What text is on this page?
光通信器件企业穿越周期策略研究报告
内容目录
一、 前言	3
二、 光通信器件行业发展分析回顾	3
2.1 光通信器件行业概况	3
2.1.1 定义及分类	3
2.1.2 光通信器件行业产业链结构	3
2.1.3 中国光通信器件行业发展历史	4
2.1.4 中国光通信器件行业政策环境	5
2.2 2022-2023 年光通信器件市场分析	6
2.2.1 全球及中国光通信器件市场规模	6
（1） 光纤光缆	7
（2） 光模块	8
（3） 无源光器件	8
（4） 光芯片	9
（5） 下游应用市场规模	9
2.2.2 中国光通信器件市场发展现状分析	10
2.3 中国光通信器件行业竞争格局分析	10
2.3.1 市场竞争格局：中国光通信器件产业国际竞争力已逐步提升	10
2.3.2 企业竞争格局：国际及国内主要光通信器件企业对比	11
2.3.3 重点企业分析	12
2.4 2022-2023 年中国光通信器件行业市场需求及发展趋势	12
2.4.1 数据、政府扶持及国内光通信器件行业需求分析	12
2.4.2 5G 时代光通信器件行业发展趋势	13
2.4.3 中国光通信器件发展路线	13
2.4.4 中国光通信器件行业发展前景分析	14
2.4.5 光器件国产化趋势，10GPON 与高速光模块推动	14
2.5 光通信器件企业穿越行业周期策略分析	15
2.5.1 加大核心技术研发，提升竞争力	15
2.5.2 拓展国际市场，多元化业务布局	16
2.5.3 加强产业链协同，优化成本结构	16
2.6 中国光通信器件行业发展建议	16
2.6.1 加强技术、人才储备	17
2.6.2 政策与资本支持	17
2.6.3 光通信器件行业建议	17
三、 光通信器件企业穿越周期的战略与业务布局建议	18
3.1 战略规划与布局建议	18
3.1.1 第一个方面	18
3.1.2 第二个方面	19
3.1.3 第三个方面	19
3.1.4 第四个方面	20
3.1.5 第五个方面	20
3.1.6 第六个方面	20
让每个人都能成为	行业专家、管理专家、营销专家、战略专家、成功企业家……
----
**Task statement**
Transcribe the data. Leave every line exactly as it is.

**Full answer**
What text is on this page?
光通信器件企业穿越周期策略研究报告
内容目录
一、 前言	3
二、 光通信器件行业发展分析回顾	3
2.1 光通信器件行业概况	3
2.1.1 定义及分类	3
2.1.2 光通信器件行业产业链结构	3
2.1.3 中国光通信器件行业发展历史	4
2.1.4 中国光通信器件行业政策环境	5
2.2 2022-2023 年光通信器件市场分析	6
2.2.1 全球及中国光通信器件市场规模	6
（1） 光纤光缆	7
（2） 光模块	8
（3） 无源光器件	8
（4） 光芯片	9
（5） 下游应用市场规模	9
2.2.2 中国光通信器件市场发展现状分析	10
2.3 中国光通信器件行业竞争格局分析	10
2.3.1 市场竞争格局：中国光通信器件产业国际竞争力已逐步提升	10
2.3.2 企业竞争格局：国际及国内主要光通信器件企业对比	11
2.3.3 重点企业分析	12
2.4 2022-2023 年中国光通信器件行业市场需求及发展趋势	12
2.4.1 数据、政府扶持及国内光通信器件行业需求分析	12
2.4.2 5G 时代光通信器件行业发展趋势	13
2.4.3 中国光通信器件发展路线	13
2.4.4 中国光通信器件行业发展前景分析	14
2.4.5 光器件国产化趋势，10GPON 与高速光模块推动	14
2.5 光通信器件企业穿越行业周期策略分析	15
2.5.1 加大核心技术研发，提升竞争力	15
2.5.2 拓展国际市场，多元化业务布局	16
2.5.3 加强产业链协同，优化成本结构	16
2.6 中国光通信器件行业发展建议	16
2.6.1 加强技术、人才储备	17
2.6.2 政策与资本支持	17
2.6.3 光通信器件行业建议	17
三、 光通信器件企业穿越周期的战略与业务布局建议	18
3.1 战略规划与布局建议	18
3.1.1 第一个方面	18
3.1.2 第二个方面	19
3.1.3 第三个方面	19
3.1.4 第四个方面	20
3.1.5 第五个方面	20
3.1.6 第六个方面	20
让每个人都能成为	行业专家、管理专家、营销专家、战略专家、成功企业家……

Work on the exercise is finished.